* **Data for this exercise**:
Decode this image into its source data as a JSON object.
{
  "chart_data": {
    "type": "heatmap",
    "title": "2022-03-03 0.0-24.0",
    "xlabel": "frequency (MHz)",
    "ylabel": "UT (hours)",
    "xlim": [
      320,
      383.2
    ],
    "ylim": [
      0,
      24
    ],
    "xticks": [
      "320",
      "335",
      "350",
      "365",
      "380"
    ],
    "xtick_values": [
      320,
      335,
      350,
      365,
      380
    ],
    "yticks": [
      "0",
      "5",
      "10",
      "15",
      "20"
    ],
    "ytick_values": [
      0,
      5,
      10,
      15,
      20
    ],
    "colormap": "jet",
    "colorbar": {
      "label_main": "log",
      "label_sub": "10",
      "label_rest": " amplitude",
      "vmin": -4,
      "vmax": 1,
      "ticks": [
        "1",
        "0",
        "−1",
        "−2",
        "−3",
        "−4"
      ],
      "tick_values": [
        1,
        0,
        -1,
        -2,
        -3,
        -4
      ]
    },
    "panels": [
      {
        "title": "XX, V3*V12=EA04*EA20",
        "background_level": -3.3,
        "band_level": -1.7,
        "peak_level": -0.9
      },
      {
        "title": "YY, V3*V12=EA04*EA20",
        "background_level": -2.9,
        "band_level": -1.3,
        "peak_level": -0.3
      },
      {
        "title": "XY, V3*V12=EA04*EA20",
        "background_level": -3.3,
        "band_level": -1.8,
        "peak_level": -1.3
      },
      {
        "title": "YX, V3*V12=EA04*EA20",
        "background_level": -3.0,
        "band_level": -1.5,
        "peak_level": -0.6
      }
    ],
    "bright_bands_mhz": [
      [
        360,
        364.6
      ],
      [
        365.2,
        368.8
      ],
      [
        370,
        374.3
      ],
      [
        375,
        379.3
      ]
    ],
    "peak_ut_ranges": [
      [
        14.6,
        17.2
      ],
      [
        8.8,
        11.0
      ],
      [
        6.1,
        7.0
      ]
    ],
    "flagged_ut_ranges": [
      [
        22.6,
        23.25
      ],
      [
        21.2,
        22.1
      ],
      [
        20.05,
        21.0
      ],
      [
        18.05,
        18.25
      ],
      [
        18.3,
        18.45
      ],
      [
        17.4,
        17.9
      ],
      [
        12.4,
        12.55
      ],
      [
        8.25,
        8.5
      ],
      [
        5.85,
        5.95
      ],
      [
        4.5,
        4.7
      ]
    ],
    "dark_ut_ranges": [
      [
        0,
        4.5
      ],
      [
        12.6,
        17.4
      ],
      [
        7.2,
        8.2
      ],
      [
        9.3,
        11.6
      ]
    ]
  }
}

* **Set problem**: Hand back the material above in full, exactly as written.

* **Correct result**:
Decode this image into its source data as a JSON object.
{
  "chart_data": {
    "type": "heatmap",
    "title": "2022-03-03 0.0-24.0",
    "xlabel": "frequency (MHz)",
    "ylabel": "UT (hours)",
    "xlim": [
      320,
      383.2
    ],
    "ylim": [
      0,
      24
    ],
    "xticks": [
      "320",
      "335",
      "350",
      "365",
      "380"
    ],
    "xtick_values": [
      320,
      335,
      350,
      365,
      380
    ],
    "yticks": [
      "0",
      "5",
      "10",
      "15",
      "20"
    ],
    "ytick_values": [
      0,
      5,
      10,
      15,
      20
    ],
    "colormap": "jet",
    "colorbar": {
      "label_main": "log",
      "label_sub": "10",
      "label_rest": " amplitude",
      "vmin": -4,
      "vmax": 1,
      "ticks": [
        "1",
        "0",
        "−1",
        "−2",
        "−3",
        "−4"
      ],
      "tick_values": [
        1,
        0,
        -1,
        -2,
        -3,
        -4
      ]
    },
    "panels": [
      {
        "title": "XX, V3*V12=EA04*EA20",
        "background_level": -3.3,
        "band_level": -1.7,
        "peak_level": -0.9
      },
      {
        "title": "YY, V3*V12=EA04*EA20",
        "background_level": -2.9,
        "band_level": -1.3,
        "peak_level": -0.3
      },
      {
        "title": "XY, V3*V12=EA04*EA20",
        "background_level": -3.3,
        "band_level": -1.8,
        "peak_level": -1.3
      },
      {
        "title": "YX, V3*V12=EA04*EA20",
        "background_level": -3.0,
        "band_level": -1.5,
        "peak_level": -0.6
      }
    ],
    "bright_bands_mhz": [
      [
        360,
        364.6
      ],
      [
        365.2,
        368.8
      ],
      [
        370,
        374.3
      ],
      [
        375,
        379.3
      ]
    ],
    "peak_ut_ranges": [
      [
        14.6,
        17.2
      ],
      [
        8.8,
        11.0
      ],
      [
        6.1,
        7.0
      ]
    ],
    "flagged_ut_ranges": [
      [
        22.6,
        23.25
      ],
      [
        21.2,
        22.1
      ],
      [
        20.05,
        21.0
      ],
      [
        18.05,
        18.25
      ],
      [
        18.3,
        18.45
      ],
      [
        17.4,
        17.9
      ],
      [
        12.4,
        12.55
      ],
      [
        8.25,
        8.5
      ],
      [
        5.85,
        5.95
      ],
      [
        4.5,
        4.7
      ]
    ],
    "dark_ut_ranges": [
      [
        0,
        4.5
      ],
      [
        12.6,
        17.4
      ],
      [
        7.2,
        8.2
      ],
      [
        9.3,
        11.6
      ]
    ]
  }
}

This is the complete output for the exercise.